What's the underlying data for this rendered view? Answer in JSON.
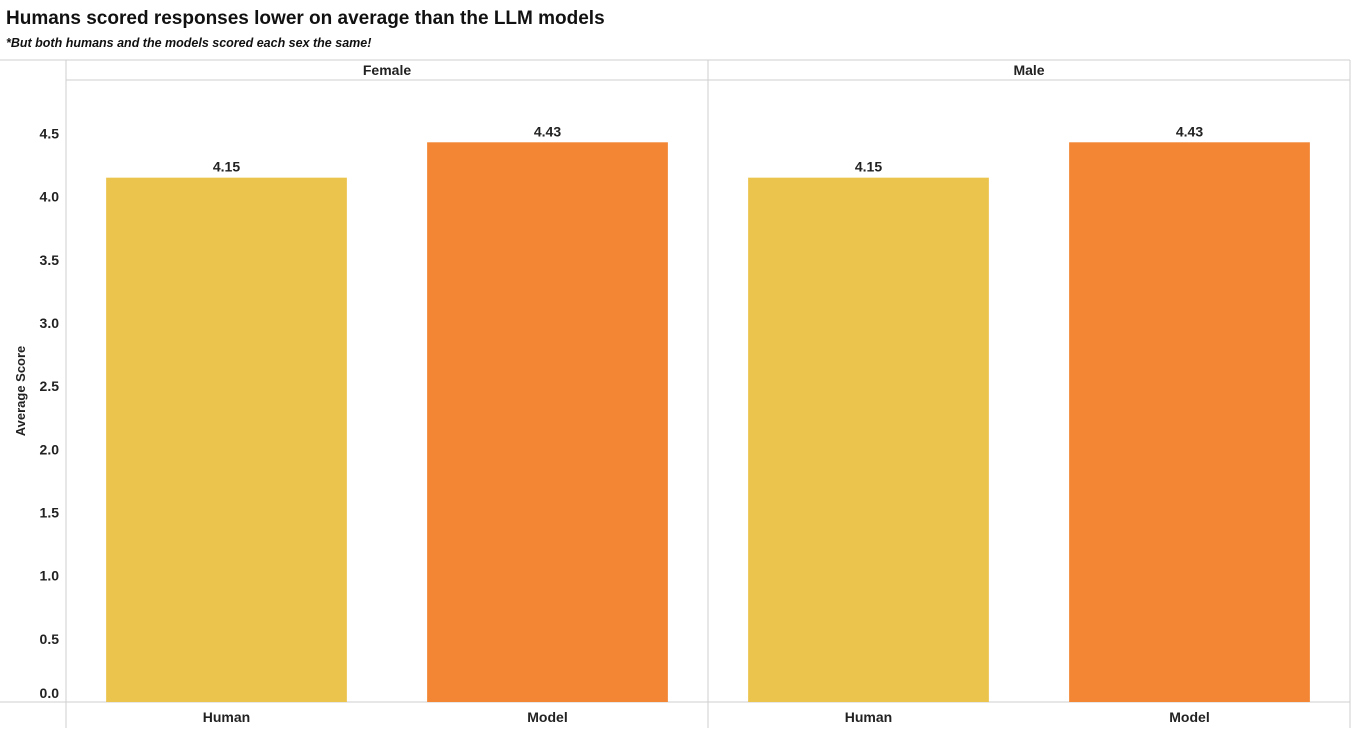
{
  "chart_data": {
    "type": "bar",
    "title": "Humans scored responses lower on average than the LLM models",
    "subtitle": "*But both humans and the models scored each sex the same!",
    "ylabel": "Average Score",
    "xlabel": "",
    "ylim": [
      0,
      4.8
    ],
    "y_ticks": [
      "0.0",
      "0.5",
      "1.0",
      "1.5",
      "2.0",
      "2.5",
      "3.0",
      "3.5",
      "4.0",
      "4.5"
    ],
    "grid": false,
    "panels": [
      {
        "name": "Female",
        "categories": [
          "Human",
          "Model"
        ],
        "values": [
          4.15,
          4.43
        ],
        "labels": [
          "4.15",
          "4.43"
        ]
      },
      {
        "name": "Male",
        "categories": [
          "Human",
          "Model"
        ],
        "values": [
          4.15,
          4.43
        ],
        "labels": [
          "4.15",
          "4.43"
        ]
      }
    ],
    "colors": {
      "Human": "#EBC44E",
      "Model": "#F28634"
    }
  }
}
* * *
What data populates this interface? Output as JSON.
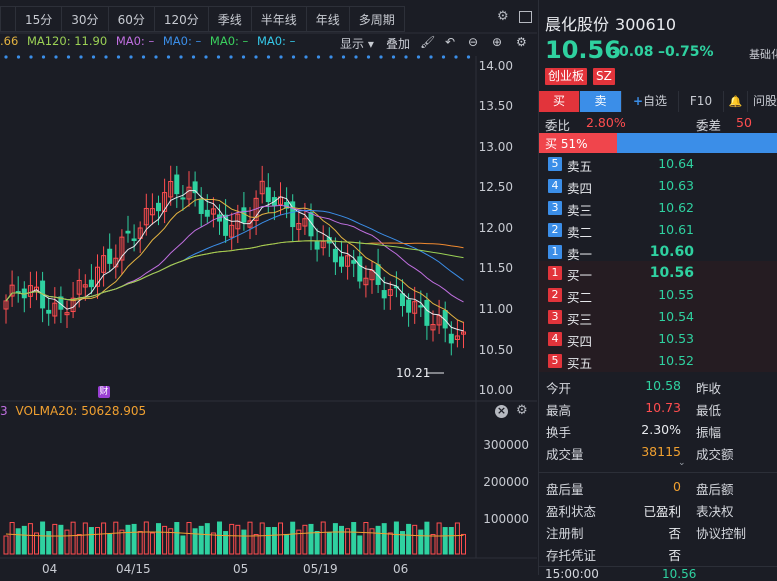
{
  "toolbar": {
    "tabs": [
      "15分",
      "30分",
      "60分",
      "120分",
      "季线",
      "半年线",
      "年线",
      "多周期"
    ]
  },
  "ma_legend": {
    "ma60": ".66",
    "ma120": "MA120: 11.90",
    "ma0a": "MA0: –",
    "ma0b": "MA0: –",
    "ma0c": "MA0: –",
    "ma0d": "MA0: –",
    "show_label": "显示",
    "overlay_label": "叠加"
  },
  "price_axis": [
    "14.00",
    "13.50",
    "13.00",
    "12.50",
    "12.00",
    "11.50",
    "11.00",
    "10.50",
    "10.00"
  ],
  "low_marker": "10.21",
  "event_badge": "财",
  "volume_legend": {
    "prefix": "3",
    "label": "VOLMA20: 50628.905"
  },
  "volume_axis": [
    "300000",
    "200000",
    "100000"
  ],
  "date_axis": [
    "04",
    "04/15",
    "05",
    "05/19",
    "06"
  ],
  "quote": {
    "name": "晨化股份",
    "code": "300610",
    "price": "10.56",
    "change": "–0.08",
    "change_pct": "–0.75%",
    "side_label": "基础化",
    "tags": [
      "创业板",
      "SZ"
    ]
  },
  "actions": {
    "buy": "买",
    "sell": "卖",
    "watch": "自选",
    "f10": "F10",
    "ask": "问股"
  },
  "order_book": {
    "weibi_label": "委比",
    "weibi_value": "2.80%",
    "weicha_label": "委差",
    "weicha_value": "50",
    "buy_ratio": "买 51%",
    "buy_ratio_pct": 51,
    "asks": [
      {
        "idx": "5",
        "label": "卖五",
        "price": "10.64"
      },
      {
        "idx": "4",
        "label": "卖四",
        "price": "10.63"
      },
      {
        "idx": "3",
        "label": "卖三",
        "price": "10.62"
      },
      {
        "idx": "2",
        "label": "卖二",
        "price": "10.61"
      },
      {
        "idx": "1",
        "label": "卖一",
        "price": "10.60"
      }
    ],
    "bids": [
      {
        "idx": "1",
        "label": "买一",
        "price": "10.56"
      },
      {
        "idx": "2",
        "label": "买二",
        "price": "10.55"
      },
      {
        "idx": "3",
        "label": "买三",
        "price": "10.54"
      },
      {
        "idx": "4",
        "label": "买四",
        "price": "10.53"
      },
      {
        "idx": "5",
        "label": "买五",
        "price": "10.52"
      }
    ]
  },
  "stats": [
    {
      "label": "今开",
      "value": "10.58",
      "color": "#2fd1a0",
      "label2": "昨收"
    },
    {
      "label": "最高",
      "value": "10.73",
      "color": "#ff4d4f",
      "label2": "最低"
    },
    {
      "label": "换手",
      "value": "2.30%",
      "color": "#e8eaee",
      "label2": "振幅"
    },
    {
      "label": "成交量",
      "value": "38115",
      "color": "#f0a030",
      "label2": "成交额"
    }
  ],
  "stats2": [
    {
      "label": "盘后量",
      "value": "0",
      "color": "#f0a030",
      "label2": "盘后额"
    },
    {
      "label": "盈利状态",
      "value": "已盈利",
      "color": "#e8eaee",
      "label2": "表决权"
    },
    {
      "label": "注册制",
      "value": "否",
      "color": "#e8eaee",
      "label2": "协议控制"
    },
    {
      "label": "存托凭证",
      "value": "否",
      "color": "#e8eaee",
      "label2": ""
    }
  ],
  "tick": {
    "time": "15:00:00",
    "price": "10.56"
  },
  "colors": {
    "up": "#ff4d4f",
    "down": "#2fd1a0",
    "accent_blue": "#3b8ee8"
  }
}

[Your instructions] Where a line above contains the string "this", copy that line.

[Task response]
What's the underlying data for this rendered view? Answer in JSON.
What data populates this interface? Output as JSON.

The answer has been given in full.